Given request: Render the following material again verbatim, leaving nothing out.

Supplied data:
====
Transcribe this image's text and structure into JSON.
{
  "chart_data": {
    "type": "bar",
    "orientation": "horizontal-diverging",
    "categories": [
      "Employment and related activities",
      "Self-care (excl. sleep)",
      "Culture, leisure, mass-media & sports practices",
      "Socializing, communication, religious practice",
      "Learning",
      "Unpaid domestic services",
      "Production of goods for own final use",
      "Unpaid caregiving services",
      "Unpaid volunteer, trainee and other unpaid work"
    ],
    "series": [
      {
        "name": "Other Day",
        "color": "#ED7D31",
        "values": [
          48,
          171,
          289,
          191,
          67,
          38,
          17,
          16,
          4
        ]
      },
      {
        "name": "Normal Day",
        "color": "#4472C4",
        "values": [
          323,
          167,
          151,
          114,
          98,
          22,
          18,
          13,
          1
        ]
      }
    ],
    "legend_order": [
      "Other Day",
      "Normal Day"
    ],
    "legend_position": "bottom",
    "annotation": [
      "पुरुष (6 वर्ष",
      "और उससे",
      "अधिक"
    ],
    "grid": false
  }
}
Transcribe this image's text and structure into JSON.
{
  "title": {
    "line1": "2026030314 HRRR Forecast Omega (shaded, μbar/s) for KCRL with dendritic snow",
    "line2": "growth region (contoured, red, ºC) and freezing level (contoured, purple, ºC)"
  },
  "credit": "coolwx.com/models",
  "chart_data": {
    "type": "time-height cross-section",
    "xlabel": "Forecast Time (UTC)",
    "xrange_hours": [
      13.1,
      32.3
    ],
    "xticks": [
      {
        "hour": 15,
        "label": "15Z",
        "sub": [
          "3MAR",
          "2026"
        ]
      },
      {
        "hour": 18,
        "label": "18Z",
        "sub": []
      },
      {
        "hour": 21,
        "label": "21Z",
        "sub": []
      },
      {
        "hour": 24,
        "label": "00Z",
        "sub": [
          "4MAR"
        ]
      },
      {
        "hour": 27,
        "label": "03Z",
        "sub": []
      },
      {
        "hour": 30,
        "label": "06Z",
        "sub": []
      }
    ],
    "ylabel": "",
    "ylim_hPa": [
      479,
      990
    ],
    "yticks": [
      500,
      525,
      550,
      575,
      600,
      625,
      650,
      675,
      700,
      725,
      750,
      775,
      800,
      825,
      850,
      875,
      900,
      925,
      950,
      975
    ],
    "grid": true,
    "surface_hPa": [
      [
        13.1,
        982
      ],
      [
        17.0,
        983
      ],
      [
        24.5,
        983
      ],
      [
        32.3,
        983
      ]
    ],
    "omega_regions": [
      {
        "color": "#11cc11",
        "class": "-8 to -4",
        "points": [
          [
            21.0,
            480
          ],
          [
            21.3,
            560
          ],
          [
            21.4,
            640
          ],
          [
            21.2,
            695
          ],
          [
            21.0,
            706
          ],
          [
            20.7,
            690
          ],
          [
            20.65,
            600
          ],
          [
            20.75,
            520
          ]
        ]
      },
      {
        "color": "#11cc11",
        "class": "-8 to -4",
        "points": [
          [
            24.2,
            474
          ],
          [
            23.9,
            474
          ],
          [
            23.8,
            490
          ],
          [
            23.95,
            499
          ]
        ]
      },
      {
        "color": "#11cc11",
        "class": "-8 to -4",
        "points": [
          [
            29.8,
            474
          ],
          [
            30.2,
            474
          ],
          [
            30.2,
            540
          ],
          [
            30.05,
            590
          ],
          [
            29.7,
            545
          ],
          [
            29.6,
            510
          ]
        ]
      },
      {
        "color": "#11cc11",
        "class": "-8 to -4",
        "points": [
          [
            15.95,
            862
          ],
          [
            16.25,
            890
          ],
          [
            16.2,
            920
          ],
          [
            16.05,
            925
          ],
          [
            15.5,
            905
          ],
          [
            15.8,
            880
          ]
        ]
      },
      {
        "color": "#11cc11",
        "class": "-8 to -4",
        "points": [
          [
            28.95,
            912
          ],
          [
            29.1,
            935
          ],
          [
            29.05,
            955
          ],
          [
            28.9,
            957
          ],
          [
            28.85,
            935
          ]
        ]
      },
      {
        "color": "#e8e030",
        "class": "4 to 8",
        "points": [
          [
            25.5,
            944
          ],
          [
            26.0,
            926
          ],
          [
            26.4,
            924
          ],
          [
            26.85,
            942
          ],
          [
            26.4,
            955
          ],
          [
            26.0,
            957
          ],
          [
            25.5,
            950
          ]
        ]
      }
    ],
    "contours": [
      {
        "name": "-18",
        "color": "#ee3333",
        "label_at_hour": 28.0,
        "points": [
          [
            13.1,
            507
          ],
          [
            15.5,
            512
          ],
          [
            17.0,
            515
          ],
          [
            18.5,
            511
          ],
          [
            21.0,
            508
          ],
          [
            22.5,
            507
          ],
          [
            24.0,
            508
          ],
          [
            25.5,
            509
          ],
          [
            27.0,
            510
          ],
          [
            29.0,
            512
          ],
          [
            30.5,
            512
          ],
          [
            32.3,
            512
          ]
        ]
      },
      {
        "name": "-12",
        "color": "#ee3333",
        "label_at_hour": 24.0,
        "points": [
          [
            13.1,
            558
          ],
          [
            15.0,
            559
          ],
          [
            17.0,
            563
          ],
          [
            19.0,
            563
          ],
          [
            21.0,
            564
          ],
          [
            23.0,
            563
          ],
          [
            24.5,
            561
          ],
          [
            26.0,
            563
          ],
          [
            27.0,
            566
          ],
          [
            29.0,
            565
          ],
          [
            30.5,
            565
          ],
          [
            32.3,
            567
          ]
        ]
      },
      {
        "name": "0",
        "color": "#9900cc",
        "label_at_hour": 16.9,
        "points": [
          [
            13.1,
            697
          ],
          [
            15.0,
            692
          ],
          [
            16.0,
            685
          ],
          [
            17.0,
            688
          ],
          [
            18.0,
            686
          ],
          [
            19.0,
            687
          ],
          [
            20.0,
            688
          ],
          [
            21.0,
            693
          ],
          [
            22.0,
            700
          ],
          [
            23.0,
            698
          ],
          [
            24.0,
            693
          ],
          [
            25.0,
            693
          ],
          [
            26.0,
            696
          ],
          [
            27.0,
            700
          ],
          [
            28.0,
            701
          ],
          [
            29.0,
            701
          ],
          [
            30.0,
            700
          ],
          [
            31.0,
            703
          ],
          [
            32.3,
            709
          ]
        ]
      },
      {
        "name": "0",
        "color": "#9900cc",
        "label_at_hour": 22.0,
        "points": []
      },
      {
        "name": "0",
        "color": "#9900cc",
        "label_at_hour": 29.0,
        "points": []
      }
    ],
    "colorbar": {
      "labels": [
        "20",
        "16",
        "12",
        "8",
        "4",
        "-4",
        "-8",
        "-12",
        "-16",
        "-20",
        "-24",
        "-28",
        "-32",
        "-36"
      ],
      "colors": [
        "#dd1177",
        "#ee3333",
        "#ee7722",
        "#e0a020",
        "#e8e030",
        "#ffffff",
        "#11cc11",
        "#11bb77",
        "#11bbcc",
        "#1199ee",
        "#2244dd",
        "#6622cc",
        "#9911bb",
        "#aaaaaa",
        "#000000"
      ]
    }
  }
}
====
Exercise solution:
Transcribe this image's text and structure into JSON.
{
  "chart_data": {
    "type": "bar",
    "orientation": "horizontal-diverging",
    "categories": [
      "Employment and related activities",
      "Self-care (excl. sleep)",
      "Culture, leisure, mass-media & sports practices",
      "Socializing, communication, religious practice",
      "Learning",
      "Unpaid domestic services",
      "Production of goods for own final use",
      "Unpaid caregiving services",
      "Unpaid volunteer, trainee and other unpaid work"
    ],
    "series": [
      {
        "name": "Other Day",
        "color": "#ED7D31",
        "values": [
          48,
          171,
          289,
          191,
          67,
          38,
          17,
          16,
          4
        ]
      },
      {
        "name": "Normal Day",
        "color": "#4472C4",
        "values": [
          323,
          167,
          151,
          114,
          98,
          22,
          18,
          13,
          1
        ]
      }
    ],
    "legend_order": [
      "Other Day",
      "Normal Day"
    ],
    "legend_position": "bottom",
    "annotation": [
      "पुरुष (6 वर्ष",
      "और उससे",
      "अधिक"
    ],
    "grid": false
  }
}
Transcribe this image's text and structure into JSON.
{
  "title": {
    "line1": "2026030314 HRRR Forecast Omega (shaded, μbar/s) for KCRL with dendritic snow",
    "line2": "growth region (contoured, red, ºC) and freezing level (contoured, purple, ºC)"
  },
  "credit": "coolwx.com/models",
  "chart_data": {
    "type": "time-height cross-section",
    "xlabel": "Forecast Time (UTC)",
    "xrange_hours": [
      13.1,
      32.3
    ],
    "xticks": [
      {
        "hour": 15,
        "label": "15Z",
        "sub": [
          "3MAR",
          "2026"
        ]
      },
      {
        "hour": 18,
        "label": "18Z",
        "sub": []
      },
      {
        "hour": 21,
        "label": "21Z",
        "sub": []
      },
      {
        "hour": 24,
        "label": "00Z",
        "sub": [
          "4MAR"
        ]
      },
      {
        "hour": 27,
        "label": "03Z",
        "sub": []
      },
      {
        "hour": 30,
        "label": "06Z",
        "sub": []
      }
    ],
    "ylabel": "",
    "ylim_hPa": [
      479,
      990
    ],
    "yticks": [
      500,
      525,
      550,
      575,
      600,
      625,
      650,
      675,
      700,
      725,
      750,
      775,
      800,
      825,
      850,
      875,
      900,
      925,
      950,
      975
    ],
    "grid": true,
    "surface_hPa": [
      [
        13.1,
        982
      ],
      [
        17.0,
        983
      ],
      [
        24.5,
        983
      ],
      [
        32.3,
        983
      ]
    ],
    "omega_regions": [
      {
        "color": "#11cc11",
        "class": "-8 to -4",
        "points": [
          [
            21.0,
            480
          ],
          [
            21.3,
            560
          ],
          [
            21.4,
            640
          ],
          [
            21.2,
            695
          ],
          [
            21.0,
            706
          ],
          [
            20.7,
            690
          ],
          [
            20.65,
            600
          ],
          [
            20.75,
            520
          ]
        ]
      },
      {
        "color": "#11cc11",
        "class": "-8 to -4",
        "points": [
          [
            24.2,
            474
          ],
          [
            23.9,
            474
          ],
          [
            23.8,
            490
          ],
          [
            23.95,
            499
          ]
        ]
      },
      {
        "color": "#11cc11",
        "class": "-8 to -4",
        "points": [
          [
            29.8,
            474
          ],
          [
            30.2,
            474
          ],
          [
            30.2,
            540
          ],
          [
            30.05,
            590
          ],
          [
            29.7,
            545
          ],
          [
            29.6,
            510
          ]
        ]
      },
      {
        "color": "#11cc11",
        "class": "-8 to -4",
        "points": [
          [
            15.95,
            862
          ],
          [
            16.25,
            890
          ],
          [
            16.2,
            920
          ],
          [
            16.05,
            925
          ],
          [
            15.5,
            905
          ],
          [
            15.8,
            880
          ]
        ]
      },
      {
        "color": "#11cc11",
        "class": "-8 to -4",
        "points": [
          [
            28.95,
            912
          ],
          [
            29.1,
            935
          ],
          [
            29.05,
            955
          ],
          [
            28.9,
            957
          ],
          [
            28.85,
            935
          ]
        ]
      },
      {
        "color": "#e8e030",
        "class": "4 to 8",
        "points": [
          [
            25.5,
            944
          ],
          [
            26.0,
            926
          ],
          [
            26.4,
            924
          ],
          [
            26.85,
            942
          ],
          [
            26.4,
            955
          ],
          [
            26.0,
            957
          ],
          [
            25.5,
            950
          ]
        ]
      }
    ],
    "contours": [
      {
        "name": "-18",
        "color": "#ee3333",
        "label_at_hour": 28.0,
        "points": [
          [
            13.1,
            507
          ],
          [
            15.5,
            512
          ],
          [
            17.0,
            515
          ],
          [
            18.5,
            511
          ],
          [
            21.0,
            508
          ],
          [
            22.5,
            507
          ],
          [
            24.0,
            508
          ],
          [
            25.5,
            509
          ],
          [
            27.0,
            510
          ],
          [
            29.0,
            512
          ],
          [
            30.5,
            512
          ],
          [
            32.3,
            512
          ]
        ]
      },
      {
        "name": "-12",
        "color": "#ee3333",
        "label_at_hour": 24.0,
        "points": [
          [
            13.1,
            558
          ],
          [
            15.0,
            559
          ],
          [
            17.0,
            563
          ],
          [
            19.0,
            563
          ],
          [
            21.0,
            564
          ],
          [
            23.0,
            563
          ],
          [
            24.5,
            561
          ],
          [
            26.0,
            563
          ],
          [
            27.0,
            566
          ],
          [
            29.0,
            565
          ],
          [
            30.5,
            565
          ],
          [
            32.3,
            567
          ]
        ]
      },
      {
        "name": "0",
        "color": "#9900cc",
        "label_at_hour": 16.9,
        "points": [
          [
            13.1,
            697
          ],
          [
            15.0,
            692
          ],
          [
            16.0,
            685
          ],
          [
            17.0,
            688
          ],
          [
            18.0,
            686
          ],
          [
            19.0,
            687
          ],
          [
            20.0,
            688
          ],
          [
            21.0,
            693
          ],
          [
            22.0,
            700
          ],
          [
            23.0,
            698
          ],
          [
            24.0,
            693
          ],
          [
            25.0,
            693
          ],
          [
            26.0,
            696
          ],
          [
            27.0,
            700
          ],
          [
            28.0,
            701
          ],
          [
            29.0,
            701
          ],
          [
            30.0,
            700
          ],
          [
            31.0,
            703
          ],
          [
            32.3,
            709
          ]
        ]
      },
      {
        "name": "0",
        "color": "#9900cc",
        "label_at_hour": 22.0,
        "points": []
      },
      {
        "name": "0",
        "color": "#9900cc",
        "label_at_hour": 29.0,
        "points": []
      }
    ],
    "colorbar": {
      "labels": [
        "20",
        "16",
        "12",
        "8",
        "4",
        "-4",
        "-8",
        "-12",
        "-16",
        "-20",
        "-24",
        "-28",
        "-32",
        "-36"
      ],
      "colors": [
        "#dd1177",
        "#ee3333",
        "#ee7722",
        "#e0a020",
        "#e8e030",
        "#ffffff",
        "#11cc11",
        "#11bb77",
        "#11bbcc",
        "#1199ee",
        "#2244dd",
        "#6622cc",
        "#9911bb",
        "#aaaaaa",
        "#000000"
      ]
    }
  }
}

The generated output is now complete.